## Fragmento del texto
☆ ☆ ☆

Hace un tiempo vengo pensando una teoría que surgió a partir de todas las mudanzas que hice en los últimos años y es que las personas podemos tener química o no con las ciudades, al igual que tenemos o no con otras personas.
Soy un ser urbano. A pesar de disfrutar mis días en el campo, reconozco que nunca podría haber sido mi hábitat. Con Andrés pasamos horas –literalmente horas– analizando ciudades, pensando en cómo están organizadas, cuál es el edificio que arruinó el barrio, cómo solucionar el tráfico, pensamos en reformas de los espacios públicos… En fin, dos obsesionados. ¿Tendríamos que haber estudiado urbanismo? Capaz, pero a esta altura nos limitamos a opinar de atrevidos.
Entre todos esos temas igualmente, el que siempre me intrigó más es el que trata la relación persona-ciudad a nivel sentimental, especialmente porque me pasa que en el momento en que piso una ciudad, me doy cuenta si tengo química o no. Feo juzgar en base a primeras impresiones, así que siempre toca revaluar ese primer contacto, pero en realidad es muy sencillo: me llevo o no me llevo.

☆ ☆ ☆

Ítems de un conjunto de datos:
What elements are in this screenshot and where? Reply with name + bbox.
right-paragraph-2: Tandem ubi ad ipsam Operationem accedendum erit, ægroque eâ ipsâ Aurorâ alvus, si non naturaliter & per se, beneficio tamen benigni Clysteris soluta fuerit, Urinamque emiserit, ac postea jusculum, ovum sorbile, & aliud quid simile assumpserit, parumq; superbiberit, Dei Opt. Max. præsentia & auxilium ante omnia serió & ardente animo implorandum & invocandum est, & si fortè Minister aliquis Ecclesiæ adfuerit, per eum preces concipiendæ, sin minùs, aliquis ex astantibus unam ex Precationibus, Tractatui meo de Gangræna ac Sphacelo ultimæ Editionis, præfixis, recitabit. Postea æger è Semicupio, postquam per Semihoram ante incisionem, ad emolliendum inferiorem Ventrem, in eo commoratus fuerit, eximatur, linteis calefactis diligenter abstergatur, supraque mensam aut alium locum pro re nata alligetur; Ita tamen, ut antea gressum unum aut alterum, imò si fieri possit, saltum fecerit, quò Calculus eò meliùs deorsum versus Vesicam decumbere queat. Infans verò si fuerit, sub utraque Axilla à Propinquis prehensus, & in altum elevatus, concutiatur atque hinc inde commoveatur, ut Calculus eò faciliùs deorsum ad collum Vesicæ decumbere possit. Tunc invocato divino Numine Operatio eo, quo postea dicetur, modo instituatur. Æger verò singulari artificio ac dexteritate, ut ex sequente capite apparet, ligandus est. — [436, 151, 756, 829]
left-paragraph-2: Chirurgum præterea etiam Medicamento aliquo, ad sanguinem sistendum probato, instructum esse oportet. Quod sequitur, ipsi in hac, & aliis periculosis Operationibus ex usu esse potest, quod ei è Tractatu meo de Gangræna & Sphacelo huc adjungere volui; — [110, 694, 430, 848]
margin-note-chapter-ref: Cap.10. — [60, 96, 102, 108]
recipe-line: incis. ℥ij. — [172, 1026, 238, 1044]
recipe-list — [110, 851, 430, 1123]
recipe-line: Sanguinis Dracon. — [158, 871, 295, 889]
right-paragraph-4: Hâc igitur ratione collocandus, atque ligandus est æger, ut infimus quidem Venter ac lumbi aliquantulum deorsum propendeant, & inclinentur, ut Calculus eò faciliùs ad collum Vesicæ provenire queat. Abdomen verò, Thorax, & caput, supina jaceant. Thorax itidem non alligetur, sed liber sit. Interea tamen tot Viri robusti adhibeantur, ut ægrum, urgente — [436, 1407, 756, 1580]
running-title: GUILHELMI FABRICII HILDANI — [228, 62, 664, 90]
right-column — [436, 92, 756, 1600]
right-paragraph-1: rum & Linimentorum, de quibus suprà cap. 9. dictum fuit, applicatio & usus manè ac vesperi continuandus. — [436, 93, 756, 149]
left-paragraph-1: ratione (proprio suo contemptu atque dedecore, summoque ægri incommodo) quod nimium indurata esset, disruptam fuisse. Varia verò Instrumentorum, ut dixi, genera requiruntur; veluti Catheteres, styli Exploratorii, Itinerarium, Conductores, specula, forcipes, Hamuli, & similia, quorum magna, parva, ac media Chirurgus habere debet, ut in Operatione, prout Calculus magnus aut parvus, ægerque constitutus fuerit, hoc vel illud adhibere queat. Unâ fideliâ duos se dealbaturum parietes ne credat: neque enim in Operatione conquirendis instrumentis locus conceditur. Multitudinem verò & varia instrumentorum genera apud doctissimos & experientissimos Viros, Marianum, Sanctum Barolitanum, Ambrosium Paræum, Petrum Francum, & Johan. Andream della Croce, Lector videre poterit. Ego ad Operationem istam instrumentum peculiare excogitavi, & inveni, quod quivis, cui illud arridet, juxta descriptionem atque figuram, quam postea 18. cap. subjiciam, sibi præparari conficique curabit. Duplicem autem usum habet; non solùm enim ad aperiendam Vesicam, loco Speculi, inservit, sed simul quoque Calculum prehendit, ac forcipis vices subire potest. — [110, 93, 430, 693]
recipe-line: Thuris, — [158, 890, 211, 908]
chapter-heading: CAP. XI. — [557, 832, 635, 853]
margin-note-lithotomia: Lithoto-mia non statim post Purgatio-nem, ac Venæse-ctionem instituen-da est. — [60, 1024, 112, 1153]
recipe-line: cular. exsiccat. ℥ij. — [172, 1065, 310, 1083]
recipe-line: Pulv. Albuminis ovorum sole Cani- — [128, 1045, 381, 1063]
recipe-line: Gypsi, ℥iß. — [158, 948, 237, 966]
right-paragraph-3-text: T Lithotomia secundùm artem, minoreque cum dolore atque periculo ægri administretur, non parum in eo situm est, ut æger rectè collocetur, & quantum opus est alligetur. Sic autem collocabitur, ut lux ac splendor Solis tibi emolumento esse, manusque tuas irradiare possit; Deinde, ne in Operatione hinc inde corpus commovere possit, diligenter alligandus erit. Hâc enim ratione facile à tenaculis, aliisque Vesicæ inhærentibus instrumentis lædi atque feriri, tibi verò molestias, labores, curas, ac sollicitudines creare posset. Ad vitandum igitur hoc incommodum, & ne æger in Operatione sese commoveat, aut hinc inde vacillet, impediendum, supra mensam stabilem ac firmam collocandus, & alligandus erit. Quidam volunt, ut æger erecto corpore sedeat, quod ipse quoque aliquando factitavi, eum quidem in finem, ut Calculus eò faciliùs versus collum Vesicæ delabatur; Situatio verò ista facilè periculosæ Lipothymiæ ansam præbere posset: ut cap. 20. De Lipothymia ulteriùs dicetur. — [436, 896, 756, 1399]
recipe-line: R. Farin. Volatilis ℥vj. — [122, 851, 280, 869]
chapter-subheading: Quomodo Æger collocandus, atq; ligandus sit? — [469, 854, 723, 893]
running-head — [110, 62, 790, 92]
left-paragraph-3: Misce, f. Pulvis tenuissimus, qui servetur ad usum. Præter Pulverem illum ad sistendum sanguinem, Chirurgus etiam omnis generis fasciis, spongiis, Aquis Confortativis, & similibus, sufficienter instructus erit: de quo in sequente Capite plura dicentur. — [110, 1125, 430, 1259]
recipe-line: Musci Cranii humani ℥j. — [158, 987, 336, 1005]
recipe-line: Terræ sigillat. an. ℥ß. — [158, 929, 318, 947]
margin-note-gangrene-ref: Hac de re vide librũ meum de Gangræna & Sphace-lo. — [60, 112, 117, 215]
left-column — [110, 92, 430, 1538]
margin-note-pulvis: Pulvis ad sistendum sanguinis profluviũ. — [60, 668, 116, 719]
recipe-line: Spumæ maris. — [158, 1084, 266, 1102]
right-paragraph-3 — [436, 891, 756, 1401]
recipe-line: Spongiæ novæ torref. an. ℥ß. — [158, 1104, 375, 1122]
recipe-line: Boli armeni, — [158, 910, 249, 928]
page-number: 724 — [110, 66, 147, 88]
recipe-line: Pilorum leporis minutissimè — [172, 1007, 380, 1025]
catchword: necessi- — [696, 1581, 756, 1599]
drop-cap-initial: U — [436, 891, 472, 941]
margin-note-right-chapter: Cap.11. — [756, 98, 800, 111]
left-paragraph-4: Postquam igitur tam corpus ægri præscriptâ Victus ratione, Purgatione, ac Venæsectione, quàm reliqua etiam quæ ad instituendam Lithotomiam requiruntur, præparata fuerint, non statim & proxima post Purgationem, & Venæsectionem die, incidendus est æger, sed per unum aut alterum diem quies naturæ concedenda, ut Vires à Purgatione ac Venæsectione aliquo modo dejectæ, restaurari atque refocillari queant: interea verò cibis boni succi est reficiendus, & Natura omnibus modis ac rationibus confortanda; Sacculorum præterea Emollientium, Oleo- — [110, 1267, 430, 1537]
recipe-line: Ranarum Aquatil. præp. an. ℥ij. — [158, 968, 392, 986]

☆ ☆ ☆

## Consigna
Reproduce tal cual el pasaje del texto sobre la química con las ciudades que va desde "Hace un tiempo" hasta "con otras personas.". El listado no hace falta para resolver el ejercicio.

## Ejercicio resuelto
Hace un tiempo vengo pensando una teoría que surgió a partir de todas las mudanzas que hice en los últimos años y es que las personas podemos tener química o no con las ciudades, al igual que tenemos o no con otras personas.